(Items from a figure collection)
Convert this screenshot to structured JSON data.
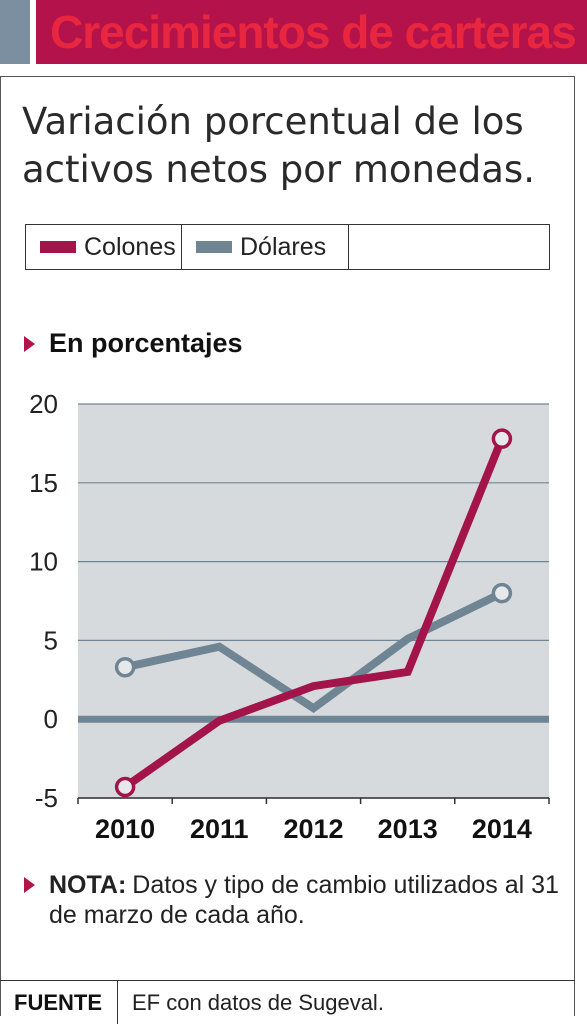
{
  "header": {
    "title": "Crecimientos de carteras"
  },
  "subtitle": "Variación porcentual de los activos netos por monedas.",
  "unit_label": "En porcentajes",
  "note": {
    "label": "NOTA:",
    "text": "Datos y tipo de cambio utilizados al 31 de marzo de cada año."
  },
  "footer": {
    "label": "FUENTE",
    "text": "EF con datos de Sugeval."
  },
  "colors": {
    "accent": "#b3134a",
    "title_text": "#e8263f",
    "colones": "#a3154a",
    "dolares": "#6f8594",
    "plot_bg": "#d7dadd",
    "header_side": "#7c8fa0"
  },
  "chart_data": {
    "type": "line",
    "title": "",
    "xlabel": "",
    "ylabel": "En porcentajes",
    "categories": [
      "2010",
      "2011",
      "2012",
      "2013",
      "2014"
    ],
    "ylim": [
      -5,
      20
    ],
    "yticks": [
      20,
      15,
      10,
      5,
      0,
      -5
    ],
    "grid": true,
    "legend_position": "top",
    "series": [
      {
        "name": "Colones",
        "values": [
          -4.3,
          -0.1,
          2.1,
          3.0,
          17.8
        ],
        "color": "#a3154a"
      },
      {
        "name": "Dólares",
        "values": [
          3.3,
          4.6,
          0.7,
          5.1,
          8.0
        ],
        "color": "#6f8594"
      }
    ]
  }
}
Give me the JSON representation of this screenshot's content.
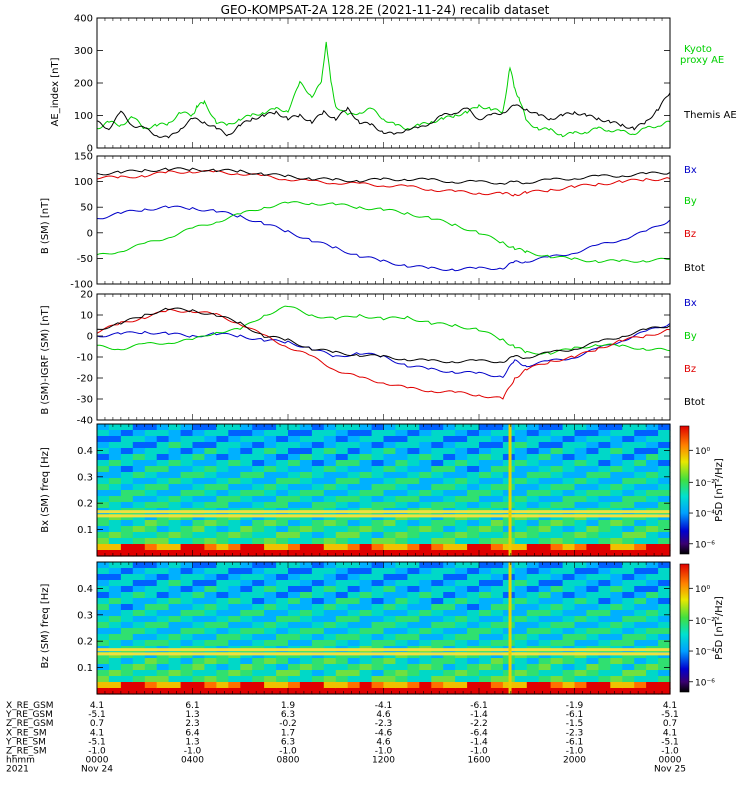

• [THE PROBLEM]:
Where a line holds the string "this", copy that line.

• [THE COMPLETED TASK]:
Convert this screenshot to structured JSON data.
Give me the JSON representation of this screenshot's content.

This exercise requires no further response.